-------- Task data --------

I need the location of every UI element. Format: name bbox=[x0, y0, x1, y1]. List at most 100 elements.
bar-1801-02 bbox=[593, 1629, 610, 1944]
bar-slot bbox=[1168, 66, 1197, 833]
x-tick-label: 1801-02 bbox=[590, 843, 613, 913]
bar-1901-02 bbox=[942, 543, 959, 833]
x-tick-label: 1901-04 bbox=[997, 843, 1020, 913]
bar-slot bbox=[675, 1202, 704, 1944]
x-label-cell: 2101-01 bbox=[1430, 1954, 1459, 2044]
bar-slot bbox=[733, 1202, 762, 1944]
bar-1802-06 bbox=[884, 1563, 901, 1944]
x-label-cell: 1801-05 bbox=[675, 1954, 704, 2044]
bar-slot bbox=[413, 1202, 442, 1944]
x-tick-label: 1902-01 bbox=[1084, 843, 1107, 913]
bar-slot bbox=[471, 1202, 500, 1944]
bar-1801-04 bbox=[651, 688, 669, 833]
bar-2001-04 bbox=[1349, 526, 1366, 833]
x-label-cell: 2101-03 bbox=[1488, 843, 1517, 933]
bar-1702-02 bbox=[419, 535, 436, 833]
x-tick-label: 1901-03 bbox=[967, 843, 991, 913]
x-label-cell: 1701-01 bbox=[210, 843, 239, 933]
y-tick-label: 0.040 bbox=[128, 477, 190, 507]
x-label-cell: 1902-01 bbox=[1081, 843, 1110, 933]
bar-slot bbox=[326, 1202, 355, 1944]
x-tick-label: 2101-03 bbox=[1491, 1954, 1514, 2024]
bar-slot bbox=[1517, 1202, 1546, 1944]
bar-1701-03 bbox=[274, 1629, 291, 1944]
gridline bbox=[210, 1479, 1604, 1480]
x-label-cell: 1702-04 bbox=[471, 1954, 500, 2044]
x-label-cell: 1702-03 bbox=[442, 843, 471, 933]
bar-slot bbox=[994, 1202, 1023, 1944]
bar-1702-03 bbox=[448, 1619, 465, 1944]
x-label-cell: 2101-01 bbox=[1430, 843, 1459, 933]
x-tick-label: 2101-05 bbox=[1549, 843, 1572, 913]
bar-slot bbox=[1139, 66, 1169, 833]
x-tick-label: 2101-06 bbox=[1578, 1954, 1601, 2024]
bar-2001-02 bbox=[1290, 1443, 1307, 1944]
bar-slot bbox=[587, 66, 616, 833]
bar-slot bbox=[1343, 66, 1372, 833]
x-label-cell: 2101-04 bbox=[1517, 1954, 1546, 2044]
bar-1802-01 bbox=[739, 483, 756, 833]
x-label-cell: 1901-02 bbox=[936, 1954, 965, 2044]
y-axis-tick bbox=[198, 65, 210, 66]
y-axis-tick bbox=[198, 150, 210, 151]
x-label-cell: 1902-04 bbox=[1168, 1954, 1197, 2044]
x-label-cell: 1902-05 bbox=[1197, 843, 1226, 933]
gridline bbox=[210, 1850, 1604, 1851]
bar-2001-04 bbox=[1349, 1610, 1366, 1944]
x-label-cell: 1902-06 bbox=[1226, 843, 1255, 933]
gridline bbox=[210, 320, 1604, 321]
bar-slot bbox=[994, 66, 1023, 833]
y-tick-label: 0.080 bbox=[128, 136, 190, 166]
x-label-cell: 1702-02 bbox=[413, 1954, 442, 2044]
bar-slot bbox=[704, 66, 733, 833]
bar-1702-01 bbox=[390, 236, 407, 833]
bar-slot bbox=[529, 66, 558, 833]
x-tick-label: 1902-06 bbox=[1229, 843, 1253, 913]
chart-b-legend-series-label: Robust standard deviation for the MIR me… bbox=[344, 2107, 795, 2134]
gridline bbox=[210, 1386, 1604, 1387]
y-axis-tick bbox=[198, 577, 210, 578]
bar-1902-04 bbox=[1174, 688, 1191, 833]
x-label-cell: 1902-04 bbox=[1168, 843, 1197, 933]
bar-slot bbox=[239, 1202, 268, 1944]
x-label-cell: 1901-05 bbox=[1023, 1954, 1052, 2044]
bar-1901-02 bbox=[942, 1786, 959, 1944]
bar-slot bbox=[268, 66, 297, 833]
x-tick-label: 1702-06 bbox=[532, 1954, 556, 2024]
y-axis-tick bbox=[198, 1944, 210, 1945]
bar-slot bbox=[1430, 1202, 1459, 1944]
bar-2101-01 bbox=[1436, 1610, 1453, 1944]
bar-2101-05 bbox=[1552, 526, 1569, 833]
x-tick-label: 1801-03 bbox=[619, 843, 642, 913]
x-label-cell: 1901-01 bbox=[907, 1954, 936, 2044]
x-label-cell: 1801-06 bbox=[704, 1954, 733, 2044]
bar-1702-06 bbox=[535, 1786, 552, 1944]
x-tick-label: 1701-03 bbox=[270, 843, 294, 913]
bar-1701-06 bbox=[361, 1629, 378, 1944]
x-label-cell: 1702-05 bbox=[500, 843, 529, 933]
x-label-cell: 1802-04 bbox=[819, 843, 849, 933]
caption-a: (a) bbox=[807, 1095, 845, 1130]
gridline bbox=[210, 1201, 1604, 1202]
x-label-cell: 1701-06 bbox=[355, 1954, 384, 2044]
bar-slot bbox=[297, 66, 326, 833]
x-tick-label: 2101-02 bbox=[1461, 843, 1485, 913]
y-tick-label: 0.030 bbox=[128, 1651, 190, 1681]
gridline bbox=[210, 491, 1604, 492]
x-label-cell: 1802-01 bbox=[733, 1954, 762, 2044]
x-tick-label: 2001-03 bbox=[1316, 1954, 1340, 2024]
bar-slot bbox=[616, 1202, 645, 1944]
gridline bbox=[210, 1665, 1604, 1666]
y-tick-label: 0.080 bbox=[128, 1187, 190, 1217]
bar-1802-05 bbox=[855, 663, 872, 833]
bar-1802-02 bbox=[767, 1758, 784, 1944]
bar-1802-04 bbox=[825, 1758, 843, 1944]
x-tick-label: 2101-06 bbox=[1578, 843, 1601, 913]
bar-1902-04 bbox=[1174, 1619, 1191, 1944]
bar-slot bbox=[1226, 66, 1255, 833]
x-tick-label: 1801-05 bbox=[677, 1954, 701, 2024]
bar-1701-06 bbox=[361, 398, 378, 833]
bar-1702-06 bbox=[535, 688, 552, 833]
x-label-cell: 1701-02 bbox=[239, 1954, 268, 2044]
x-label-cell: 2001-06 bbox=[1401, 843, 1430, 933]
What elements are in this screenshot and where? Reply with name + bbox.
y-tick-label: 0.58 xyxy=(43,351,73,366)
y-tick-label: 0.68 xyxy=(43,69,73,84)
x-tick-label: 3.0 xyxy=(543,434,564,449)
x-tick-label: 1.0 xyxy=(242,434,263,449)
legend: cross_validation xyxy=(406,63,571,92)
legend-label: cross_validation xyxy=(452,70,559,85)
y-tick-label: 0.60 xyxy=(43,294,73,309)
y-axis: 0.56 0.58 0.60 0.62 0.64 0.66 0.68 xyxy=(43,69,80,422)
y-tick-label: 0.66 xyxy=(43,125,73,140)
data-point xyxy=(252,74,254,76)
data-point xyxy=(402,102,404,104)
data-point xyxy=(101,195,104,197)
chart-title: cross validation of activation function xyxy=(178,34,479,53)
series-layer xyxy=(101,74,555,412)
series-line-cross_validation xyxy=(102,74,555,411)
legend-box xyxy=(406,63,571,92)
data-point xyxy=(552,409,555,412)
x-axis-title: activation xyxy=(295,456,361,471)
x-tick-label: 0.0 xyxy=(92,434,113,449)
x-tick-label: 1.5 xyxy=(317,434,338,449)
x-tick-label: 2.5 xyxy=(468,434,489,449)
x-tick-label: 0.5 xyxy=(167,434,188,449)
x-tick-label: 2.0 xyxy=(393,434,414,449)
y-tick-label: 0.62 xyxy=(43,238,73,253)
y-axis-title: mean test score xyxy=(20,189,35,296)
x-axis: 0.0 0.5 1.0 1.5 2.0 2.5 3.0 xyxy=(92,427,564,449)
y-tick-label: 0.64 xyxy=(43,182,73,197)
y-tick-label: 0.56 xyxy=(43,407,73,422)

--------

Will you quote verbatim the lines starting at the very first one and ending at the one that contains "y-tick-label: 0.080 bbox=[128, 136, 190, 166]"?

The output:
I need the location of every UI element. Format: name bbox=[x0, y0, x1, y1]. List at most 100 elements.
bar-1801-02 bbox=[593, 1629, 610, 1944]
bar-slot bbox=[1168, 66, 1197, 833]
x-tick-label: 1801-02 bbox=[590, 843, 613, 913]
bar-1901-02 bbox=[942, 543, 959, 833]
x-tick-label: 1901-04 bbox=[997, 843, 1020, 913]
bar-slot bbox=[675, 1202, 704, 1944]
x-label-cell: 2101-01 bbox=[1430, 1954, 1459, 2044]
bar-slot bbox=[733, 1202, 762, 1944]
bar-1802-06 bbox=[884, 1563, 901, 1944]
x-label-cell: 1801-05 bbox=[675, 1954, 704, 2044]
bar-slot bbox=[413, 1202, 442, 1944]
x-tick-label: 1902-01 bbox=[1084, 843, 1107, 913]
bar-slot bbox=[471, 1202, 500, 1944]
bar-1801-04 bbox=[651, 688, 669, 833]
bar-2001-04 bbox=[1349, 526, 1366, 833]
x-label-cell: 2101-03 bbox=[1488, 843, 1517, 933]
bar-1702-02 bbox=[419, 535, 436, 833]
x-tick-label: 1901-03 bbox=[967, 843, 991, 913]
x-label-cell: 1701-01 bbox=[210, 843, 239, 933]
y-tick-label: 0.040 bbox=[128, 477, 190, 507]
x-label-cell: 1902-01 bbox=[1081, 843, 1110, 933]
bar-slot bbox=[326, 1202, 355, 1944]
x-tick-label: 2101-03 bbox=[1491, 1954, 1514, 2024]
bar-slot bbox=[1517, 1202, 1546, 1944]
bar-1701-03 bbox=[274, 1629, 291, 1944]
gridline bbox=[210, 1479, 1604, 1480]
x-label-cell: 1702-04 bbox=[471, 1954, 500, 2044]
x-label-cell: 1702-03 bbox=[442, 843, 471, 933]
bar-slot bbox=[994, 1202, 1023, 1944]
bar-1702-03 bbox=[448, 1619, 465, 1944]
x-label-cell: 2101-01 bbox=[1430, 843, 1459, 933]
x-tick-label: 2101-05 bbox=[1549, 843, 1572, 913]
bar-slot bbox=[1139, 66, 1169, 833]
x-tick-label: 2101-06 bbox=[1578, 1954, 1601, 2024]
bar-2001-02 bbox=[1290, 1443, 1307, 1944]
bar-slot bbox=[587, 66, 616, 833]
bar-slot bbox=[1343, 66, 1372, 833]
x-label-cell: 2101-04 bbox=[1517, 1954, 1546, 2044]
bar-1802-01 bbox=[739, 483, 756, 833]
x-label-cell: 1901-02 bbox=[936, 1954, 965, 2044]
y-axis-tick bbox=[198, 65, 210, 66]
y-axis-tick bbox=[198, 150, 210, 151]
x-label-cell: 1902-04 bbox=[1168, 1954, 1197, 2044]
x-label-cell: 1902-05 bbox=[1197, 843, 1226, 933]
gridline bbox=[210, 1850, 1604, 1851]
bar-2001-04 bbox=[1349, 1610, 1366, 1944]
x-label-cell: 1902-06 bbox=[1226, 843, 1255, 933]
gridline bbox=[210, 320, 1604, 321]
bar-slot bbox=[994, 66, 1023, 833]
y-tick-label: 0.080 bbox=[128, 136, 190, 166]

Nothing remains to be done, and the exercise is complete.